Task directions = From the entries that follow, gather each line holding the word "hist".

Information given =
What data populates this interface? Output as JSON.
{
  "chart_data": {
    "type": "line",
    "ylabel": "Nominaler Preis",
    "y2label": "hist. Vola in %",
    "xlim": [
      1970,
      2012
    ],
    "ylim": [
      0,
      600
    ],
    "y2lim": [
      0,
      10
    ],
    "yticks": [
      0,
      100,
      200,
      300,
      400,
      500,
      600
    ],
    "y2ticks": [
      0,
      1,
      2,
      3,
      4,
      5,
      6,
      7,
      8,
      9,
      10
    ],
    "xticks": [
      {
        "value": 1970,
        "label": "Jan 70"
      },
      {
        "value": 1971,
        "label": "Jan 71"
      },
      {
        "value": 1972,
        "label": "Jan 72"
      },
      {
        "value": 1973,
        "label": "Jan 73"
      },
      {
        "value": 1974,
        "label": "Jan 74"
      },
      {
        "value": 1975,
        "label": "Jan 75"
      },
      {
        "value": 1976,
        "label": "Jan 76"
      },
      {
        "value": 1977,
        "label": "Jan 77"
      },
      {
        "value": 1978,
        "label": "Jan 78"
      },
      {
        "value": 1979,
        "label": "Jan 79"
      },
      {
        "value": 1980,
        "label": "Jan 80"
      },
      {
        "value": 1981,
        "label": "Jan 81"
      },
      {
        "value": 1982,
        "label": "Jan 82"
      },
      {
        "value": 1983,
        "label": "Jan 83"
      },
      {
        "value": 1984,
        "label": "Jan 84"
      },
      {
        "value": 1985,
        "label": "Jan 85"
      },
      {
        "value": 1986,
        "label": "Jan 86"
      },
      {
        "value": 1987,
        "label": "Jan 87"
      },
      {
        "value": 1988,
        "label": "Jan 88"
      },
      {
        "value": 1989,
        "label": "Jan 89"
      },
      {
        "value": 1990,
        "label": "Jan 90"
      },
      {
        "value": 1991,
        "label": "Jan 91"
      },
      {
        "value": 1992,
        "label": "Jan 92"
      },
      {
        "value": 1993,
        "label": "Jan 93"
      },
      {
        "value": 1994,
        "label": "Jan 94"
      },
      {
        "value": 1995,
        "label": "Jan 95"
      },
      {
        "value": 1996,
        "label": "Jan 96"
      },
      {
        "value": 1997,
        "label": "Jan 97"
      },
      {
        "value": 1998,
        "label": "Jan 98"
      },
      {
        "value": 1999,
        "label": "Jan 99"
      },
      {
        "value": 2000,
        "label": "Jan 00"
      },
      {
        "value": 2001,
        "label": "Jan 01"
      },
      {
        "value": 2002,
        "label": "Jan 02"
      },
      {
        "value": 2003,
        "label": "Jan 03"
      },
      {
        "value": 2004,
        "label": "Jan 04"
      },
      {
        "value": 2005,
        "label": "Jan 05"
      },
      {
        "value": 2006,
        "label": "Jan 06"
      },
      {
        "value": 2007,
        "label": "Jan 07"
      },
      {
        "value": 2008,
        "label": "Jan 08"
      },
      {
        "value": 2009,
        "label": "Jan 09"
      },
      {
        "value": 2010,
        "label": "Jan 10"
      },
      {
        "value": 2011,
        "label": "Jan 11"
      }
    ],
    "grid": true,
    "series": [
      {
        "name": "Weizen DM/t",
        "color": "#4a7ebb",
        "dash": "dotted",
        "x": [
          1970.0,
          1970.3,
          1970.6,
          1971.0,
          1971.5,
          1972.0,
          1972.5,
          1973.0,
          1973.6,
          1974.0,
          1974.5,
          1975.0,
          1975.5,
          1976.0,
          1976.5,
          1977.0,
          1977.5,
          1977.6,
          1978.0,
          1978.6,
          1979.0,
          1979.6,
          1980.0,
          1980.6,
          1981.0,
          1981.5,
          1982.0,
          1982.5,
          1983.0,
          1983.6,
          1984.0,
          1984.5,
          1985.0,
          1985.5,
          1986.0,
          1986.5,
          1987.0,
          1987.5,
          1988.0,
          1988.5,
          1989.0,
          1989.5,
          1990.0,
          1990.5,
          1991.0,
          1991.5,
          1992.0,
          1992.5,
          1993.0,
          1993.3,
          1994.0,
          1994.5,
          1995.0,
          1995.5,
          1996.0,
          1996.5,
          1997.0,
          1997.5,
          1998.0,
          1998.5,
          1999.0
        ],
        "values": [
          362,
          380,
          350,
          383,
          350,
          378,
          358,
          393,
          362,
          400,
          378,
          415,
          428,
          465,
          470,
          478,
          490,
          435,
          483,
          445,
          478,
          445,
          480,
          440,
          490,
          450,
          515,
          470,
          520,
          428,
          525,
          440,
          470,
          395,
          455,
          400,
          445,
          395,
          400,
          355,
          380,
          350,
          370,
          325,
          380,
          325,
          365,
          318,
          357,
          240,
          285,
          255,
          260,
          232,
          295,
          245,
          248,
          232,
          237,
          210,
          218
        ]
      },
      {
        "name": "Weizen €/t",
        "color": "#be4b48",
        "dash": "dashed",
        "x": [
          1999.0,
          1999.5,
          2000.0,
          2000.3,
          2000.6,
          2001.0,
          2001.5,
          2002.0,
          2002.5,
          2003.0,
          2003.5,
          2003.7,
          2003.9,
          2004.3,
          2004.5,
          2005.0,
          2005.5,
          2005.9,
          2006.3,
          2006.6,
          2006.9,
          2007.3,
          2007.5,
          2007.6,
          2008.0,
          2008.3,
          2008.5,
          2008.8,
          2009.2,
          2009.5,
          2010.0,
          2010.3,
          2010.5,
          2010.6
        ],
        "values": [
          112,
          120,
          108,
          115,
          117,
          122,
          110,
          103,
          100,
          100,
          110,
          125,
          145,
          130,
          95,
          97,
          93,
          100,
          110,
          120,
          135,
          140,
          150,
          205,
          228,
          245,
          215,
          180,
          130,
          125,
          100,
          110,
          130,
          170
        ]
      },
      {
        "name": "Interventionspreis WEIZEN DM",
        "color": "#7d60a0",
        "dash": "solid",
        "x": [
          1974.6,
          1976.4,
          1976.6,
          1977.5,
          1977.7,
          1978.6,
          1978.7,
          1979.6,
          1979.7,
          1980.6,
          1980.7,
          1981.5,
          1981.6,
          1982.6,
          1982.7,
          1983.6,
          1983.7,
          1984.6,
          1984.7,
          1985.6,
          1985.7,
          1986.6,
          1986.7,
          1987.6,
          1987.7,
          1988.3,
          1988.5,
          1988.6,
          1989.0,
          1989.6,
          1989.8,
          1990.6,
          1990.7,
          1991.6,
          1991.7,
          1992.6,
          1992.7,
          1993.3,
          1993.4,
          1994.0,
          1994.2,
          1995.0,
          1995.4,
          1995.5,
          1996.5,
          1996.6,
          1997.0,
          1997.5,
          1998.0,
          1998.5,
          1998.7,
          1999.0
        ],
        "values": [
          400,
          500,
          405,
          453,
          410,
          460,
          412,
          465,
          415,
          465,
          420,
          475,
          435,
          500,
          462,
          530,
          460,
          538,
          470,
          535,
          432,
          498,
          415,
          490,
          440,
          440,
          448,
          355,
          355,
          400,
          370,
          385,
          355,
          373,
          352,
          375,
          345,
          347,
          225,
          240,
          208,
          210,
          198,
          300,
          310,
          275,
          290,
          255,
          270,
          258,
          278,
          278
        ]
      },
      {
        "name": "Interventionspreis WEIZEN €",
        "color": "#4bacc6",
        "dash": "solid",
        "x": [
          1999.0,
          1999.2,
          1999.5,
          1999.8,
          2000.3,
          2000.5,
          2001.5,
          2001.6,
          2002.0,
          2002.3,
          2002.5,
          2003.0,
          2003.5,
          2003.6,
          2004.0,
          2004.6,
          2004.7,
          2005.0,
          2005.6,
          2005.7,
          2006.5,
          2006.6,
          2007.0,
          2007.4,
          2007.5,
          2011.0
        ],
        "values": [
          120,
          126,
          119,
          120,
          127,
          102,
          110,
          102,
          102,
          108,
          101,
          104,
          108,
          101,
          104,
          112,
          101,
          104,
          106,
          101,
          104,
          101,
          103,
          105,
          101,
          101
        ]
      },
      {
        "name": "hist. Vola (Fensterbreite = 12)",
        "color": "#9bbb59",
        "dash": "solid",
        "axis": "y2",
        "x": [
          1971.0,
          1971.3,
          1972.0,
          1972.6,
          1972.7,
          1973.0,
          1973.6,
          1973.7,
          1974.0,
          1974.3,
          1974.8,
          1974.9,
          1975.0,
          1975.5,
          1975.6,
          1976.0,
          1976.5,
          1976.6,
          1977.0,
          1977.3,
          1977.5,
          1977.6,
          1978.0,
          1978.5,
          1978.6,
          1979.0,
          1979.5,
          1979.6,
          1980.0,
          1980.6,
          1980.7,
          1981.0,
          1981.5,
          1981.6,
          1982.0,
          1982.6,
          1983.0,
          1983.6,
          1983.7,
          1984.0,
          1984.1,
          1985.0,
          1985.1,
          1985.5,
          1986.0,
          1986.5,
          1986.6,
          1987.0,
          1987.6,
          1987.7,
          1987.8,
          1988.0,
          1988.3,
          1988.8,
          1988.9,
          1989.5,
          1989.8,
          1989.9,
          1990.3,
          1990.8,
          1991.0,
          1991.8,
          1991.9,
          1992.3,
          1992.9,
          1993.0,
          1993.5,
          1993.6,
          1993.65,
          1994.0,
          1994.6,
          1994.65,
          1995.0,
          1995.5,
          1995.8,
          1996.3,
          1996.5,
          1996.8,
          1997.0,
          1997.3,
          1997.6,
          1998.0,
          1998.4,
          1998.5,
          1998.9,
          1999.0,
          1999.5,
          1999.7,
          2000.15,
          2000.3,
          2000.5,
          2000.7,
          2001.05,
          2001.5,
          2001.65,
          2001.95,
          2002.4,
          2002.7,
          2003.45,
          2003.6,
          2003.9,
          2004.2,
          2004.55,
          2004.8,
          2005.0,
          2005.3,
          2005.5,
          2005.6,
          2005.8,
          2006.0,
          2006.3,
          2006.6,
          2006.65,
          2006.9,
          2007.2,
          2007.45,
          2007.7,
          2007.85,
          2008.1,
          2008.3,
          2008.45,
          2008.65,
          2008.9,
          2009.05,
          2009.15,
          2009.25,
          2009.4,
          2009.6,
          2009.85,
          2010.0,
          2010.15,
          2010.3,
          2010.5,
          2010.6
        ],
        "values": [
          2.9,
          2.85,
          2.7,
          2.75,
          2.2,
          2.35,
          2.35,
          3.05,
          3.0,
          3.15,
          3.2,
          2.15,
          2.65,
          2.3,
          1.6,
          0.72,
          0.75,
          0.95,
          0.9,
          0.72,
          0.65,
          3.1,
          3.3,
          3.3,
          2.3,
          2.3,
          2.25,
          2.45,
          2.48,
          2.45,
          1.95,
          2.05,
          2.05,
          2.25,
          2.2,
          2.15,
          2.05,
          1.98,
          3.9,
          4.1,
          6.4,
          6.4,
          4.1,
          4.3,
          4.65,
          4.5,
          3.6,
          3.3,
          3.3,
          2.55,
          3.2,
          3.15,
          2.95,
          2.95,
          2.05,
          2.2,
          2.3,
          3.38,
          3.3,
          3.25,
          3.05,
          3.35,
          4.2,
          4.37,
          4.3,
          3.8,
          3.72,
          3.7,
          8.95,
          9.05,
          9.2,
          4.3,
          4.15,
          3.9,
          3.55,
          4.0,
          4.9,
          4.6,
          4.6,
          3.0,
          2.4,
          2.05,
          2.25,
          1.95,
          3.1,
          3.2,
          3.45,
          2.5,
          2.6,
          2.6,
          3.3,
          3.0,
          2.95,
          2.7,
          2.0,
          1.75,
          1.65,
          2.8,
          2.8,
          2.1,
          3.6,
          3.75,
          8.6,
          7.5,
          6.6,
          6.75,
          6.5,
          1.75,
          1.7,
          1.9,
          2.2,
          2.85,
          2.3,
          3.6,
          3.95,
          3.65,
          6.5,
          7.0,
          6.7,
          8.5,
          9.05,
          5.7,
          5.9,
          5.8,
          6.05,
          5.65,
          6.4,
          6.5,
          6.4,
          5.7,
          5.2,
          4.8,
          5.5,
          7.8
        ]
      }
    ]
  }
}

Written answer =
    "y2label": "hist. Vola in %",
        "name": "hist. Vola (Fensterbreite = 12)",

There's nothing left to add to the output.